═════ Input ═════

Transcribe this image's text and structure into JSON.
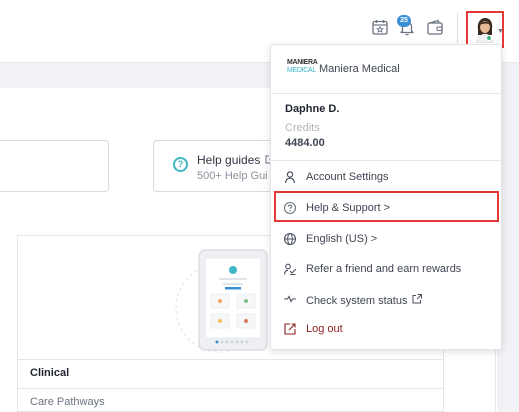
{
  "topbar": {
    "notification_count": "25",
    "icons": [
      "calendar-star-icon",
      "bell-icon",
      "wallet-icon"
    ]
  },
  "help_card": {
    "title": "Help guides",
    "subtitle": "500+ Help Gui"
  },
  "content": {
    "section_title": "Clinical",
    "first_item": "Care Pathways"
  },
  "dropdown": {
    "org_logo_line1": "MANIERA",
    "org_logo_line2": "MEDICAL",
    "org_name": "Maniera Medical",
    "user_name": "Daphne D.",
    "credits_label": "Credits",
    "credits_value": "4484.00",
    "items": [
      {
        "label": "Account Settings",
        "icon": "person-icon"
      },
      {
        "label": "Help & Support >",
        "icon": "help-circle-icon"
      },
      {
        "label": "English (US) >",
        "icon": "globe-icon"
      },
      {
        "label": "Refer a friend and earn rewards",
        "icon": "refer-icon"
      },
      {
        "label": "Check system status",
        "icon": "pulse-icon"
      },
      {
        "label": "Log out",
        "icon": "logout-icon"
      }
    ]
  },
  "colors": {
    "accent_teal": "#3fb6c6",
    "badge_blue": "#3b8fd6",
    "highlight_red": "#e53935",
    "logout_text": "#8a1f1f"
  }
}
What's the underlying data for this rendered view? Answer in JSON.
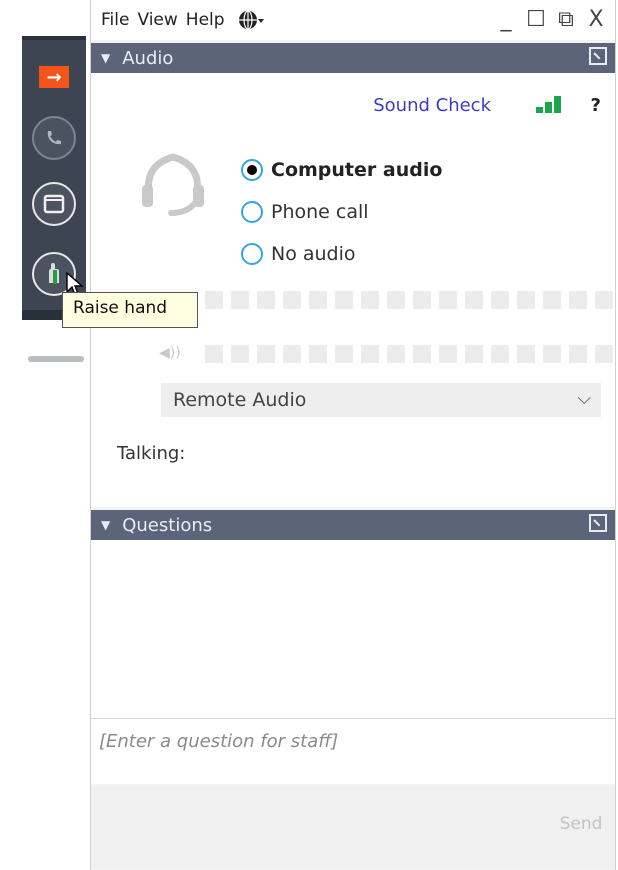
{
  "menu": {
    "file": "File",
    "view": "View",
    "help": "Help"
  },
  "window_controls": {
    "minimize": "_",
    "maximize": "☐",
    "restore": "⧉",
    "close": "X"
  },
  "audio_panel": {
    "header": "Audio",
    "sound_check": "Sound Check",
    "help_symbol": "?",
    "options": [
      {
        "label": "Computer audio",
        "selected": true
      },
      {
        "label": "Phone call",
        "selected": false
      },
      {
        "label": "No audio",
        "selected": false
      }
    ],
    "speaker_device": "Remote Audio",
    "talking_label": "Talking:"
  },
  "questions_panel": {
    "header": "Questions",
    "input_placeholder": "[Enter a question for staff]",
    "send_label": "Send"
  },
  "tooltip": {
    "text": "Raise hand"
  },
  "colors": {
    "panel_header": "#5b6478",
    "toolbar": "#3d4552",
    "accent_orange": "#f2541b",
    "link_blue": "#3c3cc8",
    "signal_green": "#1aa54a",
    "radio_blue": "#35a7e0"
  },
  "icons": {
    "toolbar": [
      "arrow-right-icon",
      "phone-icon",
      "window-icon",
      "raise-hand-icon"
    ],
    "panel": [
      "collapse-triangle-icon",
      "popout-icon",
      "headset-icon",
      "speaker-icon",
      "signal-strength-icon",
      "globe-icon"
    ]
  }
}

═════

Problem requirements
All the lines above are to be given again exactly as they read, with the pictures removed.

Written solution
Transcribe this image's text and structure into JSON.
{
  "topbar": {
    "notification_count": "25",
    "icons": [
      "calendar-star-icon",
      "bell-icon",
      "wallet-icon"
    ]
  },
  "help_card": {
    "title": "Help guides",
    "subtitle": "500+ Help Gui"
  },
  "content": {
    "section_title": "Clinical",
    "first_item": "Care Pathways"
  },
  "dropdown": {
    "org_logo_line1": "MANIERA",
    "org_logo_line2": "MEDICAL",
    "org_name": "Maniera Medical",
    "user_name": "Daphne D.",
    "credits_label": "Credits",
    "credits_value": "4484.00",
    "items": [
      {
        "label": "Account Settings",
        "icon": "person-icon"
      },
      {
        "label": "Help & Support >",
        "icon": "help-circle-icon"
      },
      {
        "label": "English (US) >",
        "icon": "globe-icon"
      },
      {
        "label": "Refer a friend and earn rewards",
        "icon": "refer-icon"
      },
      {
        "label": "Check system status",
        "icon": "pulse-icon"
      },
      {
        "label": "Log out",
        "icon": "logout-icon"
      }
    ]
  },
  "colors": {
    "accent_teal": "#3fb6c6",
    "badge_blue": "#3b8fd6",
    "highlight_red": "#e53935",
    "logout_text": "#8a1f1f"
  }
}
What's the underlying data for this rendered view? Answer in JSON.
{
  "menu": {
    "file": "File",
    "view": "View",
    "help": "Help"
  },
  "window_controls": {
    "minimize": "_",
    "maximize": "☐",
    "restore": "⧉",
    "close": "X"
  },
  "audio_panel": {
    "header": "Audio",
    "sound_check": "Sound Check",
    "help_symbol": "?",
    "options": [
      {
        "label": "Computer audio",
        "selected": true
      },
      {
        "label": "Phone call",
        "selected": false
      },
      {
        "label": "No audio",
        "selected": false
      }
    ],
    "speaker_device": "Remote Audio",
    "talking_label": "Talking:"
  },
  "questions_panel": {
    "header": "Questions",
    "input_placeholder": "[Enter a question for staff]",
    "send_label": "Send"
  },
  "tooltip": {
    "text": "Raise hand"
  },
  "colors": {
    "panel_header": "#5b6478",
    "toolbar": "#3d4552",
    "accent_orange": "#f2541b",
    "link_blue": "#3c3cc8",
    "signal_green": "#1aa54a",
    "radio_blue": "#35a7e0"
  },
  "icons": {
    "toolbar": [
      "arrow-right-icon",
      "phone-icon",
      "window-icon",
      "raise-hand-icon"
    ],
    "panel": [
      "collapse-triangle-icon",
      "popout-icon",
      "headset-icon",
      "speaker-icon",
      "signal-strength-icon",
      "globe-icon"
    ]
  }
}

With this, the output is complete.